Instructions for the task |
Copy all lines below containing "title".

====== Given entries ======

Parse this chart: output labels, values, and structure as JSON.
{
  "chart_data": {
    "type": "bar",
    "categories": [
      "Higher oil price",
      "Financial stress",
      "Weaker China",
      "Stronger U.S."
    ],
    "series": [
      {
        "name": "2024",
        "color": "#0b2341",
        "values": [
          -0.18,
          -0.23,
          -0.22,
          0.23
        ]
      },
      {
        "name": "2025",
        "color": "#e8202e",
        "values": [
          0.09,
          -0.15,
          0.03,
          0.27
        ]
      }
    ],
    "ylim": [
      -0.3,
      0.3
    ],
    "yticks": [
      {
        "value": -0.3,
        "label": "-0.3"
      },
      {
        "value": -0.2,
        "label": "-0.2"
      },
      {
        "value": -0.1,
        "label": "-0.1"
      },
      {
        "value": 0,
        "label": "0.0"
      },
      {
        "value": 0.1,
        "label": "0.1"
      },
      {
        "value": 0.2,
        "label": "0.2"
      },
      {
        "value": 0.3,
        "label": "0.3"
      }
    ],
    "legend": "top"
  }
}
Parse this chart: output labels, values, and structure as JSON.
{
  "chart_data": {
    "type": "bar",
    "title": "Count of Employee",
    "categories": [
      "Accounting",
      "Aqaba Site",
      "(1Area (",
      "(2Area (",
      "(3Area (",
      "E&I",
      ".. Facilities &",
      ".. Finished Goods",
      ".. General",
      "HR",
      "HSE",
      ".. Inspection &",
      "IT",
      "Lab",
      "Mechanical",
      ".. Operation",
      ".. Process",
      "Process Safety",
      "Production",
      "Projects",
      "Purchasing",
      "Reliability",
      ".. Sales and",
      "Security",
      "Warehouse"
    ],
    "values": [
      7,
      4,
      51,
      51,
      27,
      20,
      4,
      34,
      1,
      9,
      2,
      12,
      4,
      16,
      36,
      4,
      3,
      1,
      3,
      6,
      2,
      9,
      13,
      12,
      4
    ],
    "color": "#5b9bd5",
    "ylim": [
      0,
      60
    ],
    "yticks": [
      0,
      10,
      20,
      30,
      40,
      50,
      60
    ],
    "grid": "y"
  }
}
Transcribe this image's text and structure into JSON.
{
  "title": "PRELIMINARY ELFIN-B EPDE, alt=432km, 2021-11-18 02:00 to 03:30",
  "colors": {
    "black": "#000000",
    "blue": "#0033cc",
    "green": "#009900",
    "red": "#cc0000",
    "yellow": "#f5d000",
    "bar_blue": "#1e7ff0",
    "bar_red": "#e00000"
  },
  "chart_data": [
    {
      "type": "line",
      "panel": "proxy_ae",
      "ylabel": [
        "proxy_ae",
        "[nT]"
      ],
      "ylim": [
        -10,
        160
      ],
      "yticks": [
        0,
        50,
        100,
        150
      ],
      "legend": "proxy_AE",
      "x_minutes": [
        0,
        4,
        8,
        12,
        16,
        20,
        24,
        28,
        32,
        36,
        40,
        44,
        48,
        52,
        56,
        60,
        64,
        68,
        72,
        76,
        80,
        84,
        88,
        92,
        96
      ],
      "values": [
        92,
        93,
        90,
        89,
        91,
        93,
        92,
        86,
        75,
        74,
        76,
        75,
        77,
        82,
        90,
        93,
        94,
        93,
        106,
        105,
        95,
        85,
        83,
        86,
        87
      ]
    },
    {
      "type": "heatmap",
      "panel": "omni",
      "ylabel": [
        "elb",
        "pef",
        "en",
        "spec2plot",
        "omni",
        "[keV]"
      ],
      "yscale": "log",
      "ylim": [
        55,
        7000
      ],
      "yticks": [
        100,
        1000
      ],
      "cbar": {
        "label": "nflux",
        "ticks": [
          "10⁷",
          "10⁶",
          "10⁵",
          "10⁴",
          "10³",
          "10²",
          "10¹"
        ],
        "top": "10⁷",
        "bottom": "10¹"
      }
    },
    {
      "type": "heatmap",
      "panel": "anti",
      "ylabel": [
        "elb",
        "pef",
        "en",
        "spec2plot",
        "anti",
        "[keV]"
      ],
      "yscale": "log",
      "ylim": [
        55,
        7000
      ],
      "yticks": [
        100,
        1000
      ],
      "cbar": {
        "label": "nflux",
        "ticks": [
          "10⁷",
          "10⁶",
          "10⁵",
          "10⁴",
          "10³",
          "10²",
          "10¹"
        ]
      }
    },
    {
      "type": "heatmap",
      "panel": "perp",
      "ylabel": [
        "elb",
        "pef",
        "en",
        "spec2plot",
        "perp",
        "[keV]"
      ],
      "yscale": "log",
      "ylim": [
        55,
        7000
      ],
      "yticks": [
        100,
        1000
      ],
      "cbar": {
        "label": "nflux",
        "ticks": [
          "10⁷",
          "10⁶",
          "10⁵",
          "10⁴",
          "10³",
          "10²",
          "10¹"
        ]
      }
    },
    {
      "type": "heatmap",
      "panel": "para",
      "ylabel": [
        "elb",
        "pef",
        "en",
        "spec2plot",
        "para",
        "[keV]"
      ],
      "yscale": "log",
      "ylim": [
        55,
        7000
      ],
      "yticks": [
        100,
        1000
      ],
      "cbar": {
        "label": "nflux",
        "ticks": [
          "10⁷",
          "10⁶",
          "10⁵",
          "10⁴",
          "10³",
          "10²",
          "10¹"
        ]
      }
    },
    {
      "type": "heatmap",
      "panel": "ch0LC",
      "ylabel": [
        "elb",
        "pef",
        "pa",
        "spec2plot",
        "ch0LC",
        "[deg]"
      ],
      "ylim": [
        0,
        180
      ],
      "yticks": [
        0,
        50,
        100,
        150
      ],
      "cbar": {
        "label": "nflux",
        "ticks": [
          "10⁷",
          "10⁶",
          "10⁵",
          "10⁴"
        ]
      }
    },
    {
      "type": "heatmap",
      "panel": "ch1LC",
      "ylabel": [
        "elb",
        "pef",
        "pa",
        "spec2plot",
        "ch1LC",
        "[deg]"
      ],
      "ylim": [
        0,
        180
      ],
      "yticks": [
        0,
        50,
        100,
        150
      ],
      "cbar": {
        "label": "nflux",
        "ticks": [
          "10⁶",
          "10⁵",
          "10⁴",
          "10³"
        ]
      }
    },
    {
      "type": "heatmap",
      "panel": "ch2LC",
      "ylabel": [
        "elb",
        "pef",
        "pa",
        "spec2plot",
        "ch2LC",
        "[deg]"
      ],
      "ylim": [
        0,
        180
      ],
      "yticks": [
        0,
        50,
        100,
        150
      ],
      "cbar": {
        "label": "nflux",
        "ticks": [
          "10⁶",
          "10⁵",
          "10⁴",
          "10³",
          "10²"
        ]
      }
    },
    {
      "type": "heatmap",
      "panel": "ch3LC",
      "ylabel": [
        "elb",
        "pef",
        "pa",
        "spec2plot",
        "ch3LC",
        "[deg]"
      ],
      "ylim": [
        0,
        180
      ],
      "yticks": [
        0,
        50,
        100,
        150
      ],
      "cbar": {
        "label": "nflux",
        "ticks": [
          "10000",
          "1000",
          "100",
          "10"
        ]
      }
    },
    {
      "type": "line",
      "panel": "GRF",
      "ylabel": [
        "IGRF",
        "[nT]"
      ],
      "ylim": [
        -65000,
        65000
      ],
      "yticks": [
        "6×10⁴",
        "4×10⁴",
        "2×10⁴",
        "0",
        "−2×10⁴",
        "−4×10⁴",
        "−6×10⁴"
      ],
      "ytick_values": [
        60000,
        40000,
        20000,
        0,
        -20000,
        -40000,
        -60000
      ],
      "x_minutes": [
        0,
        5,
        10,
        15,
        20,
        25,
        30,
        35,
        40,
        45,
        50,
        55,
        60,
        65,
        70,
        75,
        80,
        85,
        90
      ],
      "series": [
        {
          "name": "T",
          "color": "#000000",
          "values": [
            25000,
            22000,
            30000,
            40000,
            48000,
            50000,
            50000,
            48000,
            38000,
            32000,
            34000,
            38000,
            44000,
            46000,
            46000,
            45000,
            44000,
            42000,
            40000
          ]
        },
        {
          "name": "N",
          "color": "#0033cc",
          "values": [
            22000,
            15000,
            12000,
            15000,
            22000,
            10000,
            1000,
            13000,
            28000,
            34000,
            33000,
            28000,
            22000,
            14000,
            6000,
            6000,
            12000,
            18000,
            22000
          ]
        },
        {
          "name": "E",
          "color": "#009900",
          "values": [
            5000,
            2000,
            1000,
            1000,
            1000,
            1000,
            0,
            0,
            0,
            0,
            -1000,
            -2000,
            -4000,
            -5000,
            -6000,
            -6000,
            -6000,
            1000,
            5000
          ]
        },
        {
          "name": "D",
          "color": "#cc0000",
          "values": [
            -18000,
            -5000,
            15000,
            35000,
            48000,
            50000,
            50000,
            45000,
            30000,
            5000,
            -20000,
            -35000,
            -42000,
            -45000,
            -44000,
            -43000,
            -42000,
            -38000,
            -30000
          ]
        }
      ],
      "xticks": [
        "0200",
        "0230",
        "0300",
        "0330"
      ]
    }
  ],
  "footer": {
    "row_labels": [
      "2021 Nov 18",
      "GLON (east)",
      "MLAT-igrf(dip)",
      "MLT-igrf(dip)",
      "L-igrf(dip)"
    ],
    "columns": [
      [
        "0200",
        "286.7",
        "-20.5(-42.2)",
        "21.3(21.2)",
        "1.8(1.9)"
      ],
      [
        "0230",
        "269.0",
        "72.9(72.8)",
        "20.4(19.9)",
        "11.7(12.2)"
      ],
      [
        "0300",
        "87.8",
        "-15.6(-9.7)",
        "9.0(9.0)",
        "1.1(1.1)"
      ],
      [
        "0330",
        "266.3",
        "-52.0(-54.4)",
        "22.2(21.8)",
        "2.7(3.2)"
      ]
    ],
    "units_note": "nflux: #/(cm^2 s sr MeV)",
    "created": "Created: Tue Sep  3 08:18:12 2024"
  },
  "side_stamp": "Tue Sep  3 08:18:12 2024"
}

======

Task solution |
    "title": "Count of Employee",
  "title": "PRELIMINARY ELFIN-B EPDE, alt=432km, 2021-11-18 02:00 to 03:30",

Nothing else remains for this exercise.